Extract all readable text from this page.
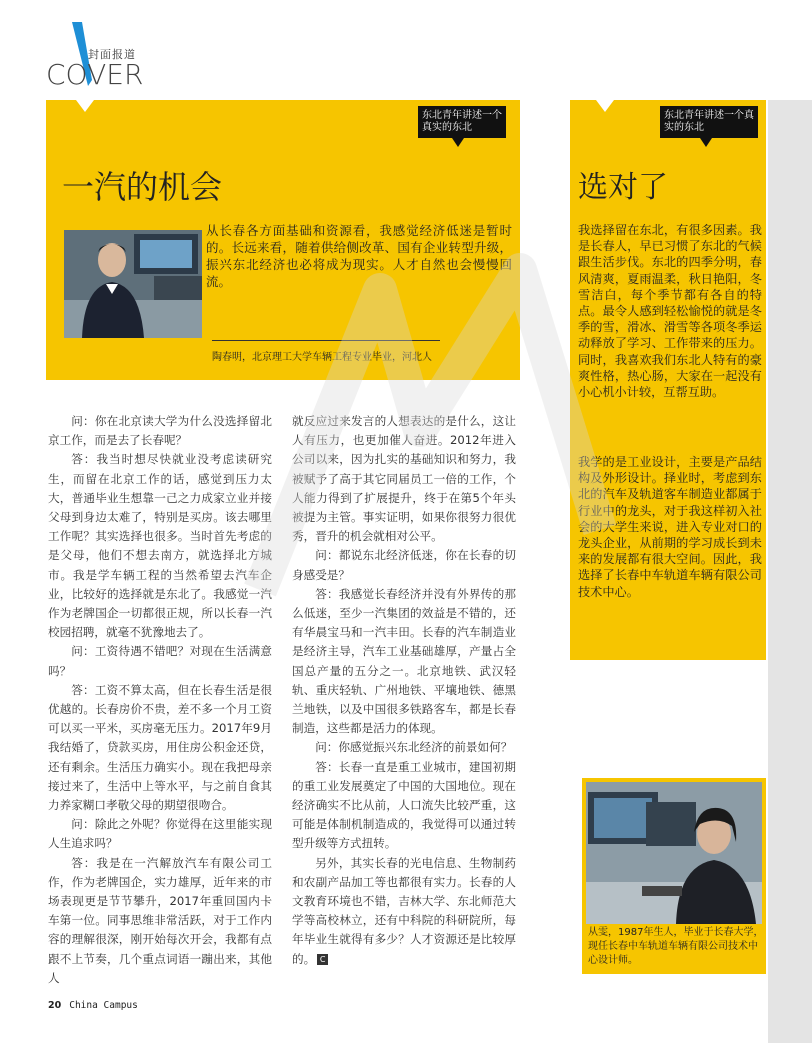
封面报道
COVER
东北青年讲述一个真实的东北
一汽的机会
从长春各方面基础和资源看，我感觉经济低迷是暂时的。长远来看，随着供给侧改革、国有企业转型升级，振兴东北经济也必将成为现实。人才自然也会慢慢回流。
陶春明，北京理工大学车辆工程专业毕业，河北人
东北青年讲述一个真实的东北
选对了
我选择留在东北，有很多因素。我是长春人，早已习惯了东北的气候跟生活步伐。东北的四季分明，春风清爽，夏雨温柔，秋日艳阳，冬雪洁白，每个季节都有各自的特点。最令人感到轻松愉悦的就是冬季的雪，滑冰、滑雪等各项冬季运动释放了学习、工作带来的压力。同时，我喜欢我们东北人特有的豪爽性格，热心肠，大家在一起没有小心机小计较，互帮互助。
我学的是工业设计，主要是产品结构及外形设计。择业时，考虑到东北的汽车及轨道客车制造业都属于行业中的龙头，对于我这样初入社会的大学生来说，进入专业对口的龙头企业，从前期的学习成长到未来的发展都有很大空间。因此，我选择了长春中车轨道车辆有限公司技术中心。
从雯，1987年生人，毕业于长春大学，现任长春中车轨道车辆有限公司技术中心设计师。

问：你在北京读大学为什么没选择留北京工作，而是去了长春呢？

答：我当时想尽快就业没考虑读研究生，而留在北京工作的话，感觉到压力太大，普通毕业生想靠一己之力成家立业并接父母到身边太难了，特别是买房。该去哪里工作呢？其实选择也很多。当时首先考虑的是父母，他们不想去南方，就选择北方城市。我是学车辆工程的当然希望去汽车企业，比较好的选择就是东北了。我感觉一汽作为老牌国企一切都很正规，所以长春一汽校园招聘，就毫不犹豫地去了。

问：工资待遇不错吧？对现在生活满意吗？

答：工资不算太高，但在长春生活是很优越的。长春房价不贵，差不多一个月工资可以买一平米，买房毫无压力。2017年9月我结婚了，贷款买房，用住房公积金还贷，还有剩余。生活压力确实小。现在我把母亲接过来了，生活中上等水平，与之前自食其力养家糊口孝敬父母的期望很吻合。

问：除此之外呢？你觉得在这里能实现人生追求吗？

答：我是在一汽解放汽车有限公司工作，作为老牌国企，实力雄厚，近年来的市场表现更是节节攀升，2017年重回国内卡车第一位。同事思维非常活跃，对于工作内容的理解很深，刚开始每次开会，我都有点跟不上节奏，几个重点词语一蹦出来，其他人

就反应过来发言的人想表达的是什么，这让人有压力，也更加催人奋进。2012年进入公司以来，因为扎实的基础知识和努力，我被赋予了高于其它同届员工一倍的工作，个人能力得到了扩展提升，终于在第5个年头被提为主管。事实证明，如果你很努力很优秀，晋升的机会就相对公平。

问：都说东北经济低迷，你在长春的切身感受是？

答：我感觉长春经济并没有外界传的那么低迷，至少一汽集团的效益是不错的，还有华晨宝马和一汽丰田。长春的汽车制造业是经济主导，汽车工业基础雄厚，产量占全国总产量的五分之一。北京地铁、武汉轻轨、重庆轻轨、广州地铁、平壤地铁、德黑兰地铁，以及中国很多铁路客车，都是长春制造，这些都是活力的体现。

问：你感觉振兴东北经济的前景如何？

答：长春一直是重工业城市，建国初期的重工业发展奠定了中国的大国地位。现在经济确实不比从前，人口流失比较严重，这可能是体制机制造成的，我觉得可以通过转型升级等方式扭转。

另外，其实长春的光电信息、生物制药和农副产品加工等也都很有实力。长春的人文教育环境也不错，吉林大学、东北师范大学等高校林立，还有中科院的科研院所，每年毕业生就得有多少？人才资源还是比较厚的。 C

20 China Campus
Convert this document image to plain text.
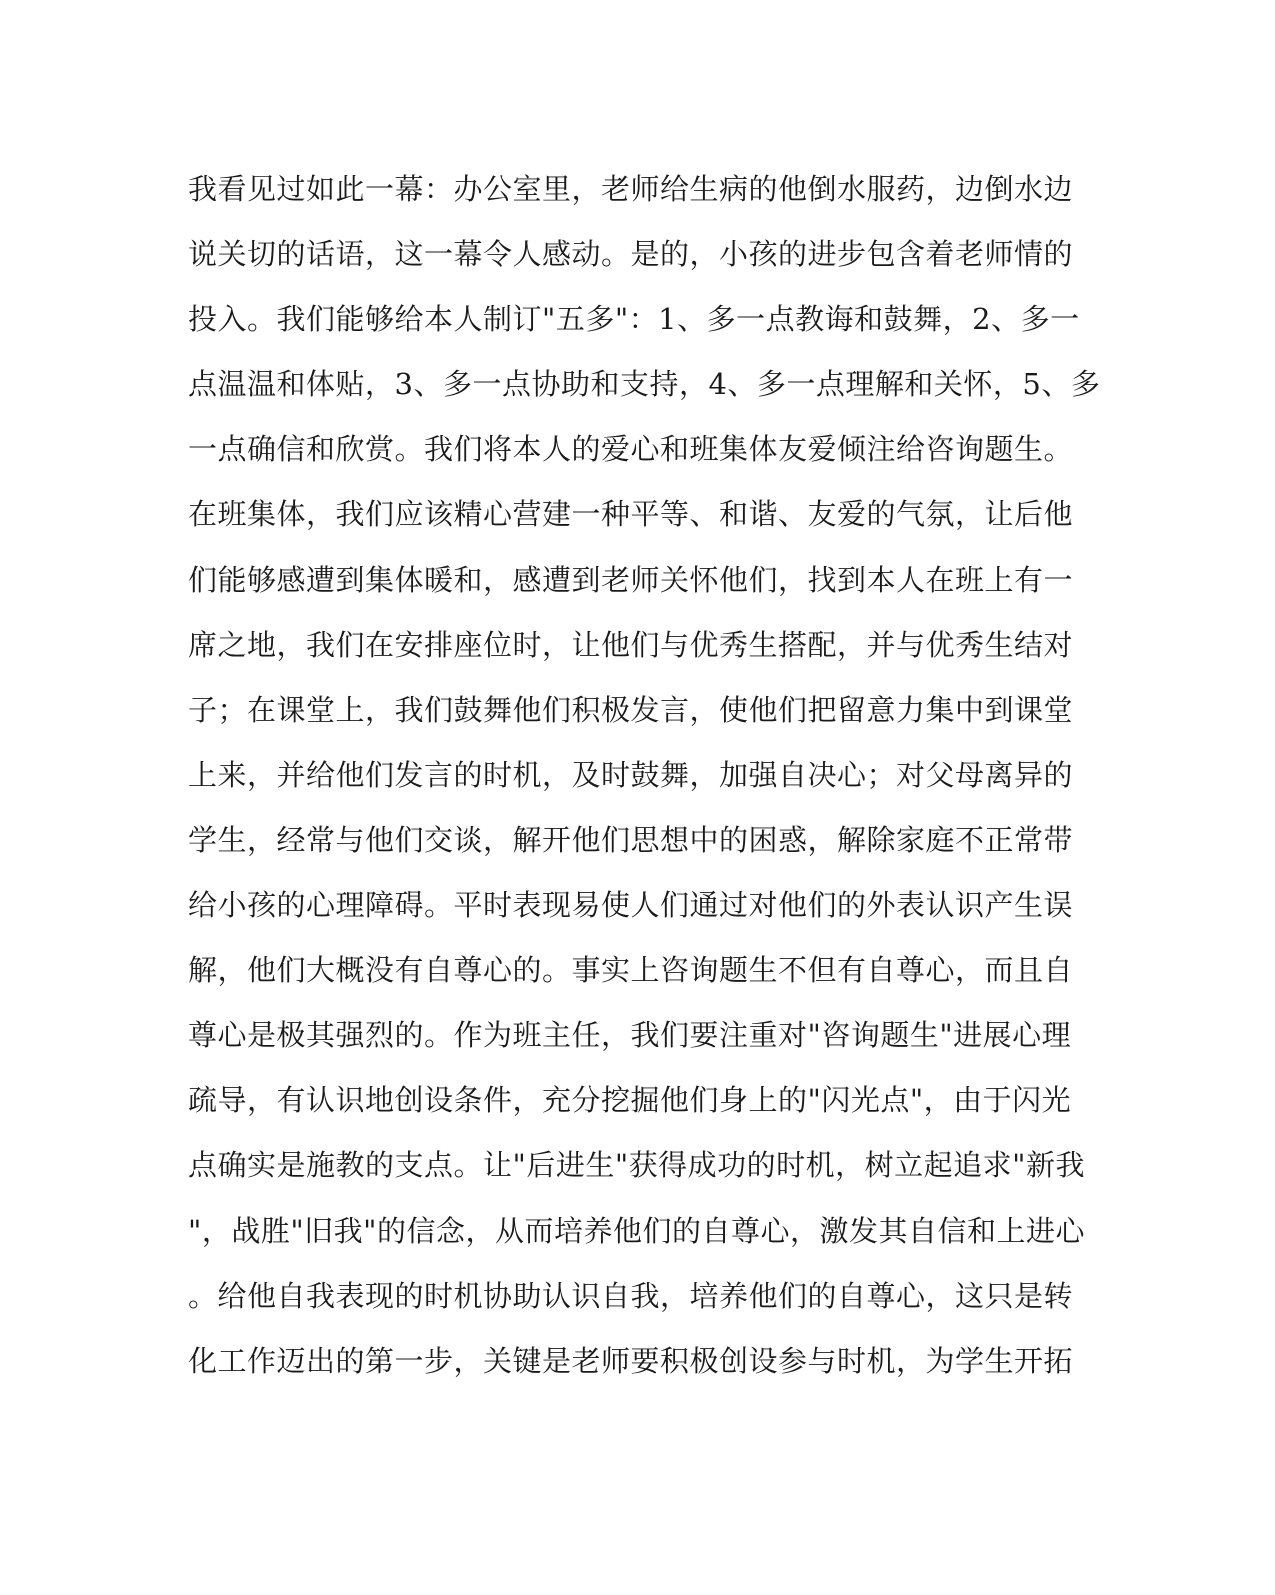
我看见过如此一幕：办公室里，老师给生病的他倒水服药，边倒水边
说关切的话语，这一幕令人感动。是的，小孩的进步包含着老师情的
投入。我们能够给本人制订"五多"：1、多一点教诲和鼓舞，2、多一
点温温和体贴，3、多一点协助和支持，4、多一点理解和关怀，5、多
一点确信和欣赏。我们将本人的爱心和班集体友爱倾注给咨询题生。
在班集体，我们应该精心营建一种平等、和谐、友爱的气氛，让后他
们能够感遭到集体暖和，感遭到老师关怀他们，找到本人在班上有一
席之地，我们在安排座位时，让他们与优秀生搭配，并与优秀生结对
子；在课堂上，我们鼓舞他们积极发言，使他们把留意力集中到课堂
上来，并给他们发言的时机，及时鼓舞，加强自决心；对父母离异的
学生，经常与他们交谈，解开他们思想中的困惑，解除家庭不正常带
给小孩的心理障碍。平时表现易使人们通过对他们的外表认识产生误
解，他们大概没有自尊心的。事实上咨询题生不但有自尊心，而且自
尊心是极其强烈的。作为班主任，我们要注重对"咨询题生"进展心理
疏导，有认识地创设条件，充分挖掘他们身上的"闪光点"，由于闪光
点确实是施教的支点。让"后进生"获得成功的时机，树立起追求"新我
"，战胜"旧我"的信念，从而培养他们的自尊心，激发其自信和上进心
。给他自我表现的时机协助认识自我，培养他们的自尊心，这只是转
化工作迈出的第一步，关键是老师要积极创设参与时机，为学生开拓
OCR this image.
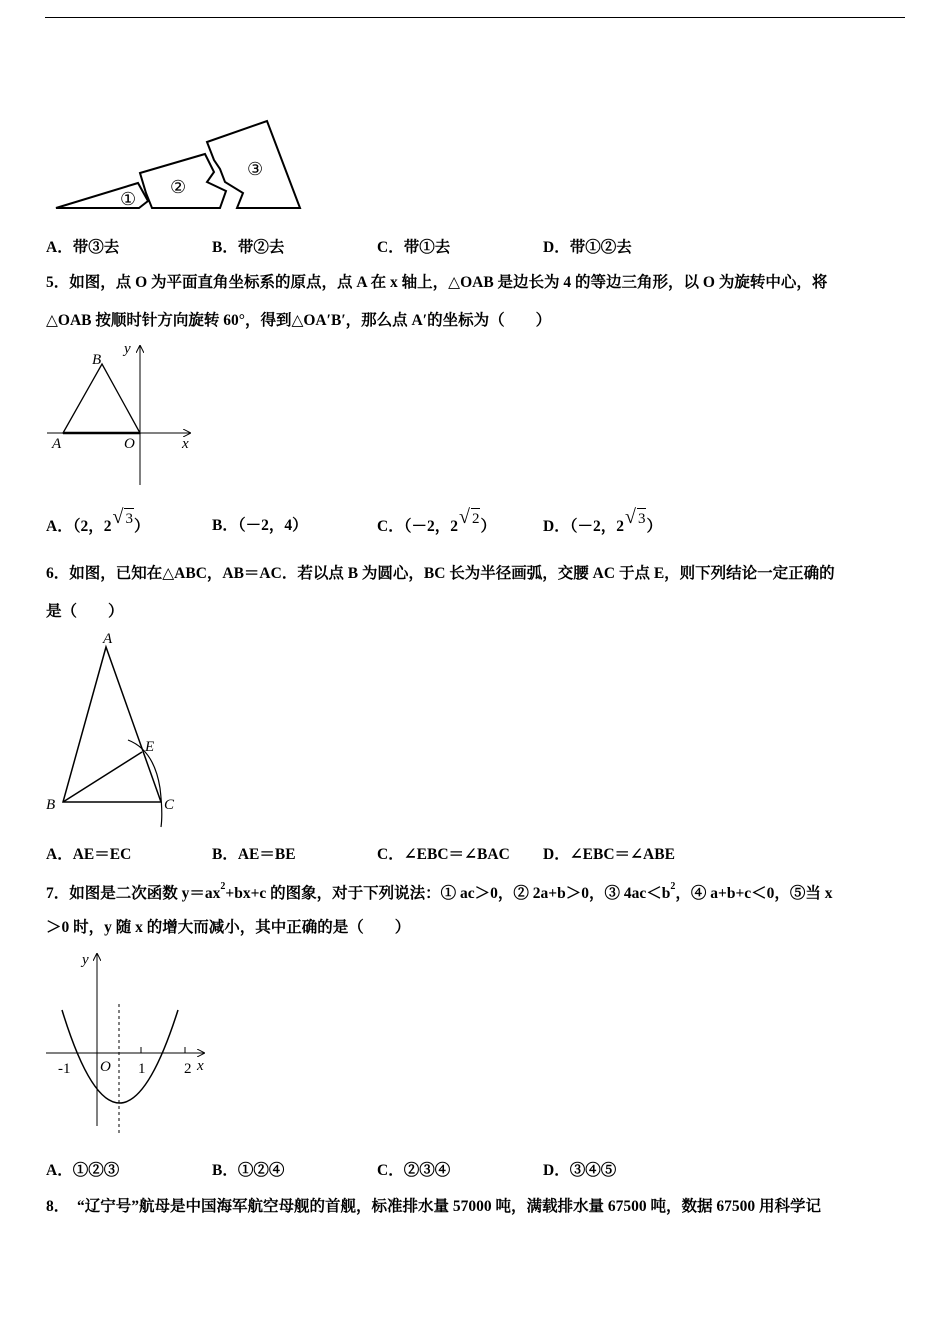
①
②
③
A．带③去	B．带②去	C．带①去	D．带①②去
5．如图，点 O 为平面直角坐标系的原点，点 A 在 x 轴上，△OAB 是边长为 4 的等边三角形，以 O 为旋转中心，将
△OAB 按顺时针方向旋转 60°，得到△OA′B′，那么点 A′的坐标为（　　）
B
y
A	O	x
A．（2，2 √ 3）	B．（－2，4）	C．（－2，2 √ 2）	D．（－2，2 √ 3）
6．如图，已知在△ABC，AB＝AC．若以点 B 为圆心，BC 长为半径画弧，交腰 AC 于点 E，则下列结论一定正确的
是（　　）
A
E
B	C
A．AE＝EC	B．AE＝BE	C．∠EBC＝∠BAC D．∠EBC＝∠ABE
7．如图是二次函数 $y=ax^2+bx+c$ 的图象，对于下列说法：① ac＞0，② 2a+b＞0，③ $4ac<b^2$，④ a+b+c＜0，⑤当 x
＞0 时，y 随 x 的增大而减小，其中正确的是（　　）
y
-1 O 1	2 x
A．①②③	B．①②④	C．②③④	D．③④⑤
8．　“辽宁号”航母是中国海军航空母舰的首舰，标准排水量 57000 吨，满载排水量 67500 吨，数据 67500 用科学记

========================================

Work to be completed >>
Your copy of the data above should match it exactly, except that pictures are left out.

In response >>
Extract all readable text from this page.
封面报道
COVER
东北青年讲述一个真实的东北
一汽的机会
从长春各方面基础和资源看，我感觉经济低迷是暂时的。长远来看，随着供给侧改革、国有企业转型升级，振兴东北经济也必将成为现实。人才自然也会慢慢回流。
陶春明，北京理工大学车辆工程专业毕业，河北人
东北青年讲述一个真实的东北
选对了
我选择留在东北，有很多因素。我是长春人，早已习惯了东北的气候跟生活步伐。东北的四季分明，春风清爽，夏雨温柔，秋日艳阳，冬雪洁白，每个季节都有各自的特点。最令人感到轻松愉悦的就是冬季的雪，滑冰、滑雪等各项冬季运动释放了学习、工作带来的压力。同时，我喜欢我们东北人特有的豪爽性格，热心肠，大家在一起没有小心机小计较，互帮互助。
我学的是工业设计，主要是产品结构及外形设计。择业时，考虑到东北的汽车及轨道客车制造业都属于行业中的龙头，对于我这样初入社会的大学生来说，进入专业对口的龙头企业，从前期的学习成长到未来的发展都有很大空间。因此，我选择了长春中车轨道车辆有限公司技术中心。
从雯，1987年生人，毕业于长春大学，现任长春中车轨道车辆有限公司技术中心设计师。

问：你在北京读大学为什么没选择留北京工作，而是去了长春呢？

答：我当时想尽快就业没考虑读研究生，而留在北京工作的话，感觉到压力太大，普通毕业生想靠一己之力成家立业并接父母到身边太难了，特别是买房。该去哪里工作呢？其实选择也很多。当时首先考虑的是父母，他们不想去南方，就选择北方城市。我是学车辆工程的当然希望去汽车企业，比较好的选择就是东北了。我感觉一汽作为老牌国企一切都很正规，所以长春一汽校园招聘，就毫不犹豫地去了。

问：工资待遇不错吧？对现在生活满意吗？

答：工资不算太高，但在长春生活是很优越的。长春房价不贵，差不多一个月工资可以买一平米，买房毫无压力。2017年9月我结婚了，贷款买房，用住房公积金还贷，还有剩余。生活压力确实小。现在我把母亲接过来了，生活中上等水平，与之前自食其力养家糊口孝敬父母的期望很吻合。

问：除此之外呢？你觉得在这里能实现人生追求吗？

答：我是在一汽解放汽车有限公司工作，作为老牌国企，实力雄厚，近年来的市场表现更是节节攀升，2017年重回国内卡车第一位。同事思维非常活跃，对于工作内容的理解很深，刚开始每次开会，我都有点跟不上节奏，几个重点词语一蹦出来，其他人

就反应过来发言的人想表达的是什么，这让人有压力，也更加催人奋进。2012年进入公司以来，因为扎实的基础知识和努力，我被赋予了高于其它同届员工一倍的工作，个人能力得到了扩展提升，终于在第5个年头被提为主管。事实证明，如果你很努力很优秀，晋升的机会就相对公平。

问：都说东北经济低迷，你在长春的切身感受是？

答：我感觉长春经济并没有外界传的那么低迷，至少一汽集团的效益是不错的，还有华晨宝马和一汽丰田。长春的汽车制造业是经济主导，汽车工业基础雄厚，产量占全国总产量的五分之一。北京地铁、武汉轻轨、重庆轻轨、广州地铁、平壤地铁、德黑兰地铁，以及中国很多铁路客车，都是长春制造，这些都是活力的体现。

问：你感觉振兴东北经济的前景如何？

答：长春一直是重工业城市，建国初期的重工业发展奠定了中国的大国地位。现在经济确实不比从前，人口流失比较严重，这可能是体制机制造成的，我觉得可以通过转型升级等方式扭转。

另外，其实长春的光电信息、生物制药和农副产品加工等也都很有实力。长春的人文教育环境也不错，吉林大学、东北师范大学等高校林立，还有中科院的科研院所，每年毕业生就得有多少？人才资源还是比较厚的。 C

20 China Campus
Convert this document image to plain text.
我看见过如此一幕：办公室里，老师给生病的他倒水服药，边倒水边
说关切的话语，这一幕令人感动。是的，小孩的进步包含着老师情的
投入。我们能够给本人制订"五多"：1、多一点教诲和鼓舞，2、多一
点温温和体贴，3、多一点协助和支持，4、多一点理解和关怀，5、多
一点确信和欣赏。我们将本人的爱心和班集体友爱倾注给咨询题生。
在班集体，我们应该精心营建一种平等、和谐、友爱的气氛，让后他
们能够感遭到集体暖和，感遭到老师关怀他们，找到本人在班上有一
席之地，我们在安排座位时，让他们与优秀生搭配，并与优秀生结对
子；在课堂上，我们鼓舞他们积极发言，使他们把留意力集中到课堂
上来，并给他们发言的时机，及时鼓舞，加强自决心；对父母离异的
学生，经常与他们交谈，解开他们思想中的困惑，解除家庭不正常带
给小孩的心理障碍。平时表现易使人们通过对他们的外表认识产生误
解，他们大概没有自尊心的。事实上咨询题生不但有自尊心，而且自
尊心是极其强烈的。作为班主任，我们要注重对"咨询题生"进展心理
疏导，有认识地创设条件，充分挖掘他们身上的"闪光点"，由于闪光
点确实是施教的支点。让"后进生"获得成功的时机，树立起追求"新我
"，战胜"旧我"的信念，从而培养他们的自尊心，激发其自信和上进心
。给他自我表现的时机协助认识自我，培养他们的自尊心，这只是转
化工作迈出的第一步，关键是老师要积极创设参与时机，为学生开拓
OCR this image.
①
②
③
A．带③去	B．带②去	C．带①去	D．带①②去
5．如图，点 O 为平面直角坐标系的原点，点 A 在 x 轴上，△OAB 是边长为 4 的等边三角形，以 O 为旋转中心，将
△OAB 按顺时针方向旋转 60°，得到△OA′B′，那么点 A′的坐标为（　　）
B
y
A	O	x
A．（2，2 √ 3）	B．（－2，4）	C．（－2，2 √ 2）	D．（－2，2 √ 3）
6．如图，已知在△ABC，AB＝AC．若以点 B 为圆心，BC 长为半径画弧，交腰 AC 于点 E，则下列结论一定正确的
是（　　）
A
E
B	C
A．AE＝EC	B．AE＝BE	C．∠EBC＝∠BAC D．∠EBC＝∠ABE
7．如图是二次函数 $y=ax^2+bx+c$ 的图象，对于下列说法：① ac＞0，② 2a+b＞0，③ $4ac<b^2$，④ a+b+c＜0，⑤当 x
＞0 时，y 随 x 的增大而减小，其中正确的是（　　）
y
-1 O 1	2 x
A．①②③	B．①②④	C．②③④	D．③④⑤
8．　“辽宁号”航母是中国海军航空母舰的首舰，标准排水量 57000 吨，满载排水量 67500 吨，数据 67500 用科学记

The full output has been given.